→ EXCERPT:
☆ ☆ ☆ ☆ ☆ ☆ ☆
Got it, very helpful. Thank you very much.
You're welcome.
Thanks Maury.
Thank you. And our next question comes from Katherine Xu with William Blair. Please go ahead.
Good afternoon. I have a couple of questions. So, last week, Spring Bank kind of revealed a discovery program they have, which is some chirally pure antisense agent against the x-protein specifically. So, I'm just wondering, for ARO-HBV, have you assayed activity against the x specifically? Just curious on that. I know you have some data, but I would love to hear your thoughts in light of that.
And with regard to the AAT program, so assume that your toxicology is six months that is wrapping up right now or next month, so the Phase 2 likely will be six months in duration. I'm just wondering, is it possible or do you have a program going in a way that it can be followed-up beyond that or extended into a longer term study? Then also within six months, do you think you'll start to see a histological reversal of the disease?
So, Chris, you want me to handle those?
Yes, go ahead.
☆ ☆ ☆ ☆ ☆ ☆ ☆
→ STUDY MATERIAL:
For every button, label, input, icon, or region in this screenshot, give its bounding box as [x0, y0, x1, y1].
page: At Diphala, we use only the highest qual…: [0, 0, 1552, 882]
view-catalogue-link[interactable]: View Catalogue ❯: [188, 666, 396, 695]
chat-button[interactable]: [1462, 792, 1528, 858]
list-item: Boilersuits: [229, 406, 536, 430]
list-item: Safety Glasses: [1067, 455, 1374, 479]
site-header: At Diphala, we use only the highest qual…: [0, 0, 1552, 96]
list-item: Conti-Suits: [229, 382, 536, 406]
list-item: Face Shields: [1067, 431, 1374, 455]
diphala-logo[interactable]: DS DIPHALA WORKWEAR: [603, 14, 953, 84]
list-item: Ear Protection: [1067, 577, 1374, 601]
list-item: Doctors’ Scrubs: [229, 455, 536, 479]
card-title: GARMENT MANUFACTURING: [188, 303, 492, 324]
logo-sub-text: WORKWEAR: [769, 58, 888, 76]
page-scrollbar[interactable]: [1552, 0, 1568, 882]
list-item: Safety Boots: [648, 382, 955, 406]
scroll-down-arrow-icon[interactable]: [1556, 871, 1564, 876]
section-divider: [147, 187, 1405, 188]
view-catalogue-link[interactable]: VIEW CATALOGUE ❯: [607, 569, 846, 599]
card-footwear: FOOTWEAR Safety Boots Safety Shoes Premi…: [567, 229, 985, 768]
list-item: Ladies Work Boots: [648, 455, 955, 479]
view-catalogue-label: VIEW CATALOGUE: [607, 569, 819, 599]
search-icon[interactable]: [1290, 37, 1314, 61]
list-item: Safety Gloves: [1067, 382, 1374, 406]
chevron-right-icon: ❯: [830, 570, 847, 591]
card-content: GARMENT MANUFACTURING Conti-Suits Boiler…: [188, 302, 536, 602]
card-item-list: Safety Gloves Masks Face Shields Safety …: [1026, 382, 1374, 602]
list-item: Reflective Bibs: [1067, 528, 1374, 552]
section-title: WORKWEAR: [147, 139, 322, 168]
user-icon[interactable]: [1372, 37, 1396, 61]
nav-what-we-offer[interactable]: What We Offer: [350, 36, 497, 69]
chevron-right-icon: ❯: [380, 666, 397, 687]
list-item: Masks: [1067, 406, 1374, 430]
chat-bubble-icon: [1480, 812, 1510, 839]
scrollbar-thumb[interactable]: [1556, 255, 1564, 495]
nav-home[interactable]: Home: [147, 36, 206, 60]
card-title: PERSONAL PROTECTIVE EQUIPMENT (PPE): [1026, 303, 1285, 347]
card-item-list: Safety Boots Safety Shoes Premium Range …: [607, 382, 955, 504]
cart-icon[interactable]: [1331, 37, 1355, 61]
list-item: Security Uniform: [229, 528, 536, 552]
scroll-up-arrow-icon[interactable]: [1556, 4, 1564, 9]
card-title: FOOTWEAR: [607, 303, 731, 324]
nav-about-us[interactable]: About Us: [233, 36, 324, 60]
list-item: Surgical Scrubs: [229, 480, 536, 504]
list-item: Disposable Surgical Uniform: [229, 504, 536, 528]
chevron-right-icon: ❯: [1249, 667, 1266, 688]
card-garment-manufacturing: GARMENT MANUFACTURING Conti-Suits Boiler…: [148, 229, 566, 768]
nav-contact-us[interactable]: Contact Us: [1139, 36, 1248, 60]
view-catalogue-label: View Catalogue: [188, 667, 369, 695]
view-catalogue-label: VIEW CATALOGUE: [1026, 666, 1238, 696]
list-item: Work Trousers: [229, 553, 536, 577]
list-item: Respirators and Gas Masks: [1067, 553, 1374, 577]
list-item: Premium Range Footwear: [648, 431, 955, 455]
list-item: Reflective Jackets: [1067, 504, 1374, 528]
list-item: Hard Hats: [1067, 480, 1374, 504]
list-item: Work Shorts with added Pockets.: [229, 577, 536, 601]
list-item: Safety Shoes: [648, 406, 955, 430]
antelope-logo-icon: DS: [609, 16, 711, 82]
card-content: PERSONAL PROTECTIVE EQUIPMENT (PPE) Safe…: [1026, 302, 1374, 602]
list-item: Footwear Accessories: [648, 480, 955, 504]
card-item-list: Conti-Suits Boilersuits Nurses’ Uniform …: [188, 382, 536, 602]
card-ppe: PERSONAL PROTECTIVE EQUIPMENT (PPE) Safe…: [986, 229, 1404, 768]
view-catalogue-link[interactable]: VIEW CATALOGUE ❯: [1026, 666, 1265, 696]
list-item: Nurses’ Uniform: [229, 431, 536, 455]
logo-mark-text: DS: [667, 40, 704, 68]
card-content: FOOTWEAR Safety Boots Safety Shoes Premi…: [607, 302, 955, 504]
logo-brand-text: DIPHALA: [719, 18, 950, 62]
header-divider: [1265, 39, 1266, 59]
☆ ☆ ☆ ☆ ☆ ☆ ☆
→ REQUIREMENT 1:
According to the call transcript, which firm is Katherine Xu with?
→ REQUIREMENT 2:
Carry on the call transcript from the point where it stops.
None of the lines matter for these tasks.

→ ANSWER BOX 1:
William Blair.

→ ANSWER BOX 2:
Yes, just in case people are confused, I'm actually at a different location. So, first of all, with AAT, to answer that question, first, Katherine, we did six-month rat and nine-month monkey in our chronic tox studies. And in fact, that's the duration required to be able to treat for an unlimited period of time.
So, we are not limited to six months or nine months of treatment. Assuming those studies are successfully reported out and acceptable to regulatory agencies, we get to treat for as long as we want. So, six months is not a limitation for us, once these studies are completed and accepted by regulatory authorities.
The other part of that question, do we think six months is enough that feels pretty short to me, to be honest with you. I think in six months, it's possible that some of the changes that occur in the liver could improve, but it would be highly unlikely to see improvements in things, of course, like fibrosis. But it probably is too fast even to have very complete improvement in globules, for instance. So, I think these studies are going to have to be longer than six months to really show the benefits in the liver that we want to see. So, that's regarding AAT.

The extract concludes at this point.